▶ _Quoted passage_

Intel Expects CPU Shortage To Peak Before April As AI Boom Drives Server Chip Demand

Intel CFO David Zinsner indicates on the company’s fourth-quarter earnings call that server CPU demand over the past two quarters caught the chipmaker off guard, particularly when it comes to the company’s hyperscaler customers.

Intel said Thursday it expects a shortage of its CPUs to peak in the first quarter as the company indicated that the ongoing AI data center boom is creating unexpectedly high demand for its server processors and could potentially hurt PC chip demand.

The comments were made in Intel’s fourth-quarter earnings release, where it reported that revenue declined 4 percent year over year to $13.7 billion. This was roughly the same as the previous quarter and slightly above the average estimate among Wall Street analysts as well as the semiconductor giant’s own forecast.

[Related: Exclusive: Intel Taps Ex-Arm, HPE Exec For Data Center Systems Post Amid AI Reorg]

The Santa Clara, Calif.-based company reported a non-GAAP earnings per share of 15 cents, up 15 percent year over year and above the average analyst consensus as well as Intel’s own expectations. Gross margin was 37.9 percent on a non-GAAP basis, down 4.2 points but above the chipmaker’s expectations.

Following a statement by Intel CFO David Zinsner that the company’s CPU supply will improve after the first quarter—which concludes in late March—the chipmaker’s CEO, Lip-Bu Tan, noted on its earnings call how the chipmaker managed to exceed its financial expectations despite the ongoing shortage.

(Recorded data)
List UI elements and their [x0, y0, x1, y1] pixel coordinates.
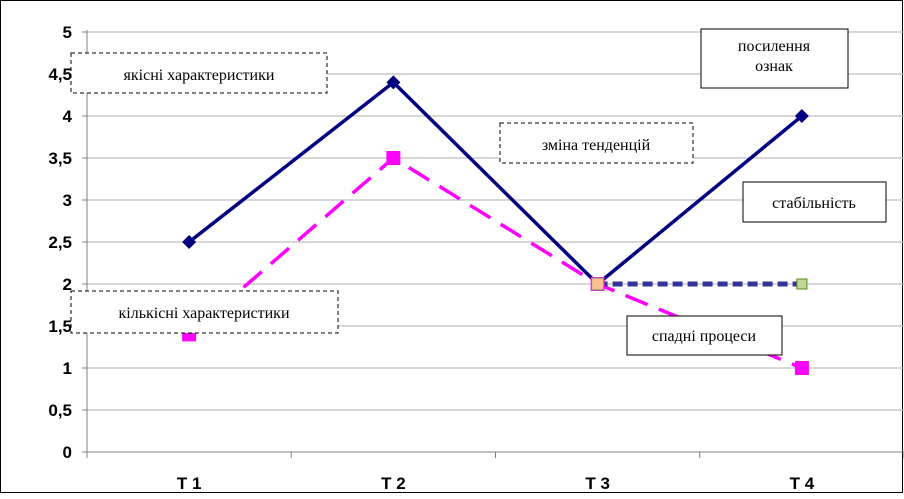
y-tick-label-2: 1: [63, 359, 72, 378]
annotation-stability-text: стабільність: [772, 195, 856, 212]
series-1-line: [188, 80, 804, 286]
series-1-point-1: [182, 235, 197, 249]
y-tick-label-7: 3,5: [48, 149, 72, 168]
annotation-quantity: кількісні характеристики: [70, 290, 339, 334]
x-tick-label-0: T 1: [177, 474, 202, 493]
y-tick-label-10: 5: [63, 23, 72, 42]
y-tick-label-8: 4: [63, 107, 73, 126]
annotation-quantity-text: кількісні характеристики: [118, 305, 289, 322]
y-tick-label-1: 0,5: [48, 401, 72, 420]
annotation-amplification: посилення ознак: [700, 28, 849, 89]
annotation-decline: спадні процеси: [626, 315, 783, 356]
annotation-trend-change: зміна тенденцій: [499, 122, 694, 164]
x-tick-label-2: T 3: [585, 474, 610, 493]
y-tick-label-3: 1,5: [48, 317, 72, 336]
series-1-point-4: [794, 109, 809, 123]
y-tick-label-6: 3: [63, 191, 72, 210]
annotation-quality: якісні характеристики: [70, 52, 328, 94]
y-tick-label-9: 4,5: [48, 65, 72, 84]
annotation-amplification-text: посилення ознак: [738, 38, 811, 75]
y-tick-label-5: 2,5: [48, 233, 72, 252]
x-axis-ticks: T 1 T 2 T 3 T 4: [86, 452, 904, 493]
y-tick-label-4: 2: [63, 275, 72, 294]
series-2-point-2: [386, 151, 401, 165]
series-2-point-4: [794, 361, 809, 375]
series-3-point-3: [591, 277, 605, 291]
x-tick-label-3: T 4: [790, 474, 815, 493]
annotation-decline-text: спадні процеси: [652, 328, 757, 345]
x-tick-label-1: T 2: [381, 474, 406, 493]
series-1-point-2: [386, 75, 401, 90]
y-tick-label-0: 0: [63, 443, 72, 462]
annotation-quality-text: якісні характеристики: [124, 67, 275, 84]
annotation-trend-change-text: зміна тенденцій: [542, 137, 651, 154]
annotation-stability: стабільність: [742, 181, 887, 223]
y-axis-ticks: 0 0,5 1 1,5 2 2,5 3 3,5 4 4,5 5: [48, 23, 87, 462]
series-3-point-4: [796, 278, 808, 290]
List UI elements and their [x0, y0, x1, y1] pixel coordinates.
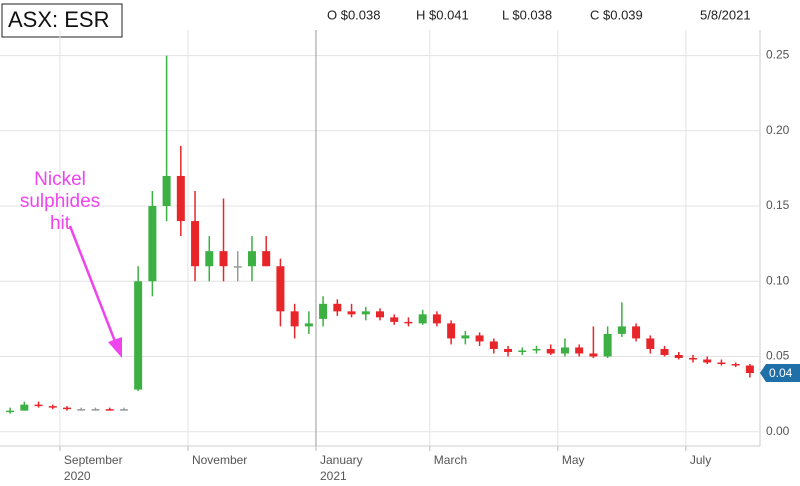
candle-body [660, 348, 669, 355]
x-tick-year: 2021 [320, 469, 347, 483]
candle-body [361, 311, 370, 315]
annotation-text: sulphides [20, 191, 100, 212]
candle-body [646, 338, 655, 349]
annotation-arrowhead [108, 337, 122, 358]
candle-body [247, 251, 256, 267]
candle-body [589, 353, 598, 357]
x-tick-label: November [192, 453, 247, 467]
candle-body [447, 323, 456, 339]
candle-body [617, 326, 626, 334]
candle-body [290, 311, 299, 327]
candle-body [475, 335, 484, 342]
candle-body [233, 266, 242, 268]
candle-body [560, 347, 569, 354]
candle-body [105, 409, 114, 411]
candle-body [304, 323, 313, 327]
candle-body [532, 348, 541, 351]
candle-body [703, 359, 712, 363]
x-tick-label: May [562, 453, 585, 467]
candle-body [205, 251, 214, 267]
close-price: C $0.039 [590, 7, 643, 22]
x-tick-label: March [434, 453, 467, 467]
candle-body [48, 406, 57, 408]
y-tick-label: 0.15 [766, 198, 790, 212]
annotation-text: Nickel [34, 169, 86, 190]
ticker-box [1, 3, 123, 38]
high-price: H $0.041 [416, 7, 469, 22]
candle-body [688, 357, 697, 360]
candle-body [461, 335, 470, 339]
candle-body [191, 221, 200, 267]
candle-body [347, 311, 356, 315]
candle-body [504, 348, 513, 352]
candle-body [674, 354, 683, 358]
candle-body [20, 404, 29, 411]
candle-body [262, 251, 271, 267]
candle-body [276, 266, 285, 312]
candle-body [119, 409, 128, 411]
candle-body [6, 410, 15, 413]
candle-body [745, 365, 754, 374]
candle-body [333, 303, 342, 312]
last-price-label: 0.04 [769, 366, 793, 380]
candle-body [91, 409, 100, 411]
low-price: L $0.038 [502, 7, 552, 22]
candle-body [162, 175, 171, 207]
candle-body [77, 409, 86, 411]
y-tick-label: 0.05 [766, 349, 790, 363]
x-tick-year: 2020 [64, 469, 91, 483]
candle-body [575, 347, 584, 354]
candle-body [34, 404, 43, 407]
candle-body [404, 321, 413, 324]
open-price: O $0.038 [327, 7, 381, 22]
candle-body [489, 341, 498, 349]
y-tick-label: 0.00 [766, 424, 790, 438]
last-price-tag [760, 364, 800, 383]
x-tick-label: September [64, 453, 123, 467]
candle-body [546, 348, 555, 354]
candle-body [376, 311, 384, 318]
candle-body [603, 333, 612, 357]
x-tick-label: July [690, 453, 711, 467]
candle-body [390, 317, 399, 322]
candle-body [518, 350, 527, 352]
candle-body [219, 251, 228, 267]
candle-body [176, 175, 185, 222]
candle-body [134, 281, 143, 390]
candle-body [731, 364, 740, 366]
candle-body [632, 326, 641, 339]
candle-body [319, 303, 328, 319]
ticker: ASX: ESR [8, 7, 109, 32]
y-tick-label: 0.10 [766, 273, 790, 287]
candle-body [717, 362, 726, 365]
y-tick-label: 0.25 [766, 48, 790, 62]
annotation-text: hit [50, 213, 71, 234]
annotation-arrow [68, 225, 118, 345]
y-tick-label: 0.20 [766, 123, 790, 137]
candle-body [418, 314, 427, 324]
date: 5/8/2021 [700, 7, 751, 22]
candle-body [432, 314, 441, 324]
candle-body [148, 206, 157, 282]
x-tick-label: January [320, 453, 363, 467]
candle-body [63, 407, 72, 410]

▶ _What to do_
**A.** Answer these questions from the article on Intel's earnings:
(i) What revenue did Intel report for the fourth quarter?
(ii) What was the non-GAAP earnings per share?
(iii) Who is Intel's CEO?
**B.** Go on with the article on Intel's earnings from the point where it stops.
The records are separate from the article and stand on their own.

▶ _Answers to each task_
**A.**
(i) $13.7 billion, down 4 percent year over year.
(ii) 15 cents.
(iii) Lip-Bu Tan.

**B.**
“We delivered these results despite supply constraints, which meaningfully limited our ability to capture all of the strengths in our underlying markets. We are working aggressively to address this and better support our customers’ needs,” he said.

Near the end of his prepared remarks, Tan said he is “disappointed that we are not able to fully meet the demand in our markets.” He added: “My team and I are working tirelessly to drive efficiency and more output from our fabs.”

Facing these supply constraints, Intel expects revenue in the first quarter to come in between $11.7 billion and $12.7 billion. At the midpoint, this would represent an 11 percent sequential decline and a 3.9 percent decline from the same period last year.

Intel’s stock price was down more than 12 percent in after-hours trading to $47.60.

AI Demand For Server CPUs Seems To Catch Intel Off Guard

For the fourth quarter, Intel’s Data Center and AI segment saw the most revenue growth, increasing 9 percent year over year to $4.7 billion. Zinsner said this represented the “fastest sequential growth” the company has seen this decade for the segment, noting that “revenue would have been meaningfully higher if we had more supply.”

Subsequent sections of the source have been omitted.